Written exercise => Bring together all lines of the material below that contain the string "ylabel".

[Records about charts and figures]
——
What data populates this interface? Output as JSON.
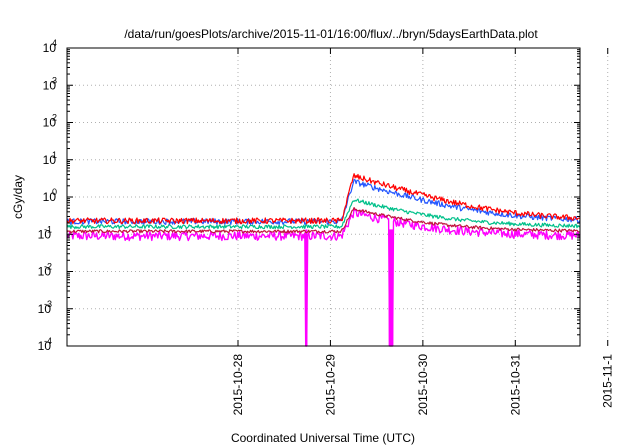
{
  "chart_data": {
    "type": "line",
    "title": "/data/run/goesPlots/archive/2015-11-01/16:00/flux/../bryn/5daysEarthData.plot",
    "xlabel": "Coordinated Universal Time (UTC)",
    "ylabel": "cGy/day",
    "y_scale": "log",
    "ylim": [
      0.0001,
      10000
    ],
    "xlim_days": [
      -1.85,
      3.7
    ],
    "grid": true,
    "legend": "none",
    "x_ticks": [
      {
        "label": "2015-10-28",
        "day": 0
      },
      {
        "label": "2015-10-29",
        "day": 1
      },
      {
        "label": "2015-10-30",
        "day": 2
      },
      {
        "label": "2015-10-31",
        "day": 3
      },
      {
        "label": "2015-11-1",
        "day": 4
      }
    ],
    "y_ticks": [
      {
        "mantissa": "10",
        "exp": "-4",
        "value": 0.0001
      },
      {
        "mantissa": "10",
        "exp": "-3",
        "value": 0.001
      },
      {
        "mantissa": "10",
        "exp": "-2",
        "value": 0.01
      },
      {
        "mantissa": "10",
        "exp": "-1",
        "value": 0.1
      },
      {
        "mantissa": "10",
        "exp": "0",
        "value": 1
      },
      {
        "mantissa": "10",
        "exp": "1",
        "value": 10
      },
      {
        "mantissa": "10",
        "exp": "2",
        "value": 100
      },
      {
        "mantissa": "10",
        "exp": "3",
        "value": 1000
      },
      {
        "mantissa": "10",
        "exp": "4",
        "value": 10000
      }
    ],
    "series": [
      {
        "color": "#ff00ff",
        "base": 0.09,
        "noise": 0.35,
        "peak": 0.38,
        "dropouts": [
          {
            "start": 0.73,
            "end": 0.75
          },
          {
            "start": 1.63,
            "end": 1.68
          }
        ]
      },
      {
        "color": "#c0143c",
        "base": 0.12,
        "noise": 0.12,
        "peak": 0.48,
        "dropouts": []
      },
      {
        "color": "#00c08a",
        "base": 0.16,
        "noise": 0.15,
        "peak": 0.85,
        "dropouts": []
      },
      {
        "color": "#2255ff",
        "base": 0.22,
        "noise": 0.22,
        "peak": 2.6,
        "dropouts": []
      },
      {
        "color": "#ff0000",
        "base": 0.23,
        "noise": 0.22,
        "peak": 3.7,
        "dropouts": []
      }
    ],
    "event": {
      "rise_start": 1.12,
      "peak_time": 1.25,
      "decay_days": 0.55
    }
  }
}
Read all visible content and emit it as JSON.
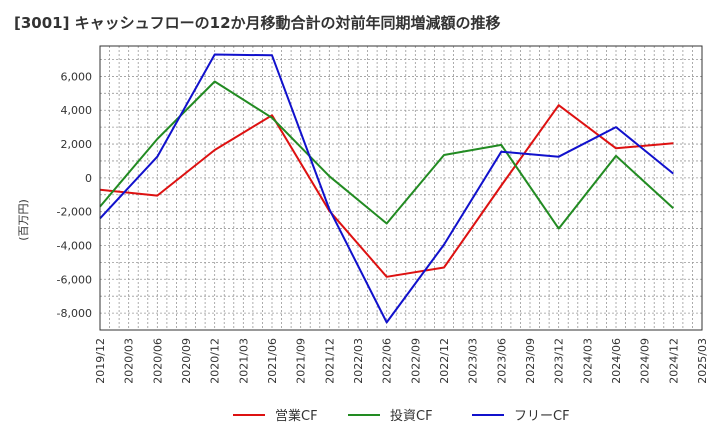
{
  "chart_data": {
    "type": "line",
    "title": "[3001]  キャッシュフローの12か月移動合計の対前年同期増減額の推移",
    "ylabel": "(百万円)",
    "xlabel": "",
    "x": [
      "2019/12",
      "2020/03",
      "2020/06",
      "2020/09",
      "2020/12",
      "2021/03",
      "2021/06",
      "2021/09",
      "2021/12",
      "2022/03",
      "2022/06",
      "2022/09",
      "2022/12",
      "2023/03",
      "2023/06",
      "2023/09",
      "2023/12",
      "2024/03",
      "2024/06",
      "2024/09",
      "2024/12",
      "2025/03"
    ],
    "ylim": [
      -9000,
      7800
    ],
    "yticks": [
      -8000,
      -6000,
      -4000,
      -2000,
      0,
      2000,
      4000,
      6000
    ],
    "ytick_labels": [
      "-8,000",
      "-6,000",
      "-4,000",
      "-2,000",
      "0",
      "2,000",
      "4,000",
      "6,000"
    ],
    "grid": true,
    "legend_position": "bottom",
    "series": [
      {
        "name": "営業CF",
        "color": "#dd1111",
        "points": [
          [
            "2019/12",
            -700
          ],
          [
            "2020/06",
            -1050
          ],
          [
            "2020/12",
            1650
          ],
          [
            "2021/06",
            3700
          ],
          [
            "2021/12",
            -1950
          ],
          [
            "2022/06",
            -5850
          ],
          [
            "2022/12",
            -5300
          ],
          [
            "2023/06",
            -450
          ],
          [
            "2023/12",
            4300
          ],
          [
            "2024/06",
            1750
          ],
          [
            "2024/12",
            2050
          ]
        ]
      },
      {
        "name": "投資CF",
        "color": "#228b22",
        "points": [
          [
            "2019/12",
            -1700
          ],
          [
            "2020/06",
            2300
          ],
          [
            "2020/12",
            5700
          ],
          [
            "2021/06",
            3550
          ],
          [
            "2021/12",
            100
          ],
          [
            "2022/06",
            -2700
          ],
          [
            "2022/12",
            1350
          ],
          [
            "2023/06",
            1950
          ],
          [
            "2023/12",
            -3000
          ],
          [
            "2024/06",
            1300
          ],
          [
            "2024/12",
            -1800
          ]
        ]
      },
      {
        "name": "フリーCF",
        "color": "#1111cc",
        "points": [
          [
            "2019/12",
            -2400
          ],
          [
            "2020/06",
            1250
          ],
          [
            "2020/12",
            7300
          ],
          [
            "2021/06",
            7250
          ],
          [
            "2021/12",
            -1850
          ],
          [
            "2022/06",
            -8550
          ],
          [
            "2022/12",
            -3950
          ],
          [
            "2023/06",
            1550
          ],
          [
            "2023/12",
            1250
          ],
          [
            "2024/06",
            3000
          ],
          [
            "2024/12",
            250
          ]
        ]
      }
    ]
  }
}
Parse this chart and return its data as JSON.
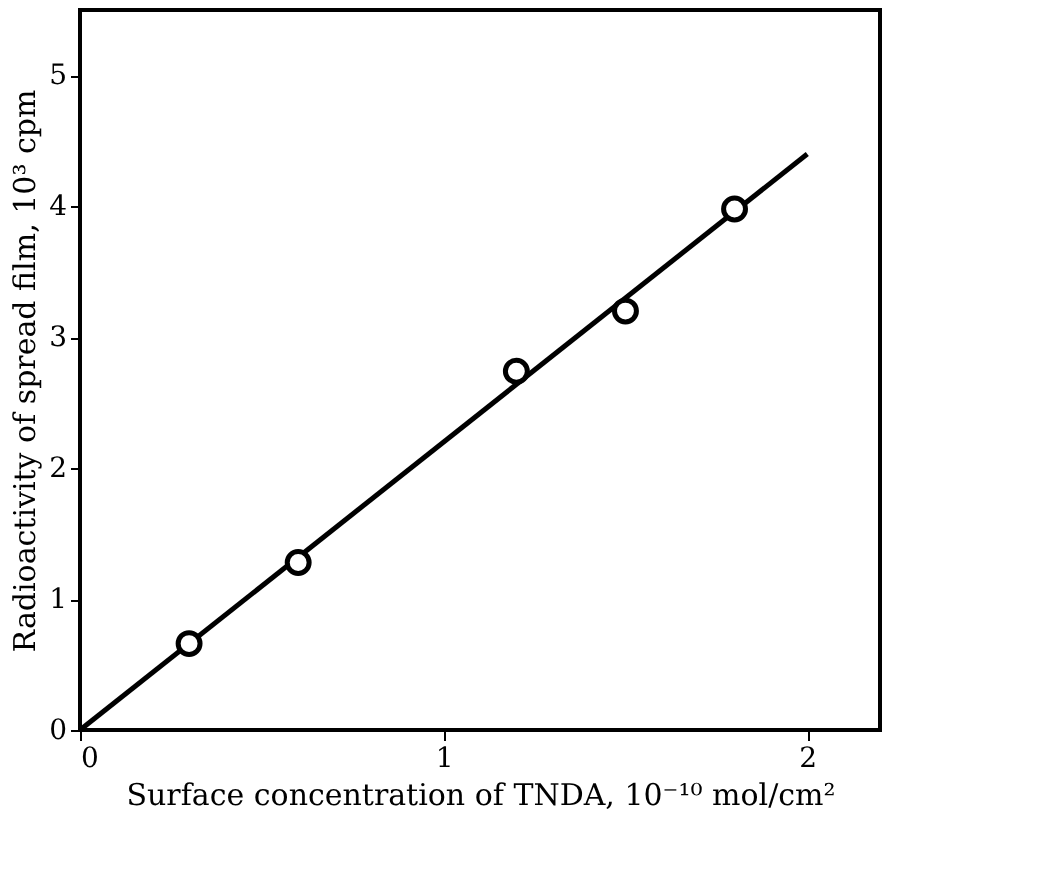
{
  "chart_data": {
    "type": "scatter",
    "xlabel": "Surface concentration of TNDA, 10⁻¹⁰ mol/cm²",
    "ylabel": "Radioactivity of spread film, 10³ cpm",
    "x": [
      0.3,
      0.6,
      1.2,
      1.5,
      1.8
    ],
    "series": [
      {
        "color": "#000000",
        "values": [
          0.66,
          1.28,
          2.74,
          3.2,
          3.98
        ],
        "marker": "circle"
      },
      {
        "type": "line",
        "color": "#000000",
        "x": [
          0,
          2
        ],
        "values": [
          0,
          4.4
        ],
        "marker": "none"
      }
    ],
    "xlim": [
      0,
      2.2
    ],
    "ylim": [
      0,
      5.5
    ],
    "xticks": [
      0,
      1,
      2
    ],
    "yticks": [
      0,
      1,
      2,
      3,
      4,
      5
    ],
    "grid": false
  }
}
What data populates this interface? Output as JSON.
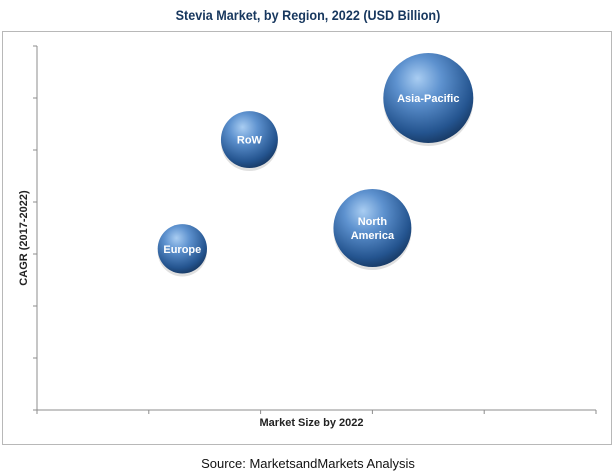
{
  "chart_data": {
    "type": "bubble",
    "title": "Stevia Market, by Region, 2022 (USD Billion)",
    "xlabel": "Market Size by 2022",
    "ylabel": "CAGR (2017-2022)",
    "xlim": [
      0,
      5
    ],
    "ylim": [
      0,
      7
    ],
    "x_ticks": 5,
    "y_ticks": 7,
    "grid": false,
    "bubble_color": "#2e5f9a",
    "bubbles": [
      {
        "label": "Asia-Pacific",
        "x": 3.5,
        "y": 6.0,
        "size": 1.0
      },
      {
        "label": "RoW",
        "x": 1.9,
        "y": 5.2,
        "size": 0.4
      },
      {
        "label": "North America",
        "x": 3.0,
        "y": 3.5,
        "size": 0.75
      },
      {
        "label": "Europe",
        "x": 1.3,
        "y": 3.1,
        "size": 0.3
      }
    ]
  },
  "source": "Source: MarketsandMarkets Analysis"
}
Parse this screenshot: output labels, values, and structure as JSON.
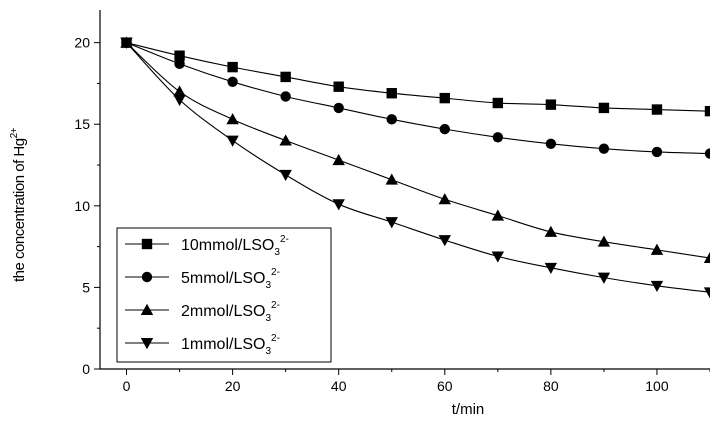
{
  "chart_data": {
    "type": "line",
    "xlabel": "t/min",
    "ylabel": {
      "base": "the concentration of Hg",
      "sup": "2+"
    },
    "xlim": [
      -5,
      110
    ],
    "ylim": [
      0,
      22
    ],
    "xticks": [
      0,
      20,
      40,
      60,
      80,
      100
    ],
    "yticks": [
      0,
      5,
      10,
      15,
      20
    ],
    "x": [
      0,
      10,
      20,
      30,
      40,
      50,
      60,
      70,
      80,
      90,
      100,
      110
    ],
    "series": [
      {
        "name": {
          "base": "10mmol/LSO",
          "sub": "3",
          "sup": "2-"
        },
        "marker": "square",
        "values": [
          20,
          19.2,
          18.5,
          17.9,
          17.3,
          16.9,
          16.6,
          16.3,
          16.2,
          16.0,
          15.9,
          15.8
        ]
      },
      {
        "name": {
          "base": "5mmol/LSO",
          "sub": "3",
          "sup": "2-"
        },
        "marker": "circle",
        "values": [
          20,
          18.7,
          17.6,
          16.7,
          16.0,
          15.3,
          14.7,
          14.2,
          13.8,
          13.5,
          13.3,
          13.2
        ]
      },
      {
        "name": {
          "base": "2mmol/LSO",
          "sub": "3",
          "sup": "2-"
        },
        "marker": "triangle-up",
        "values": [
          20,
          17.0,
          15.3,
          14.0,
          12.8,
          11.6,
          10.4,
          9.4,
          8.4,
          7.8,
          7.3,
          6.8
        ]
      },
      {
        "name": {
          "base": "1mmol/LSO",
          "sub": "3",
          "sup": "2-"
        },
        "marker": "triangle-down",
        "values": [
          20,
          16.5,
          14.0,
          11.9,
          10.1,
          9.0,
          7.9,
          6.9,
          6.2,
          5.6,
          5.1,
          4.7
        ]
      }
    ],
    "legend": "bottom-left",
    "grid": false
  }
}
——
Result =>
    "ylabel": "cGy/day",
    "ylabel": "(百万円)",
    "ylabel": "Radioactivity of spread film, 10³ cpm",
    "ylabel": "CAGR (2017-2022)",
    "ylabel": {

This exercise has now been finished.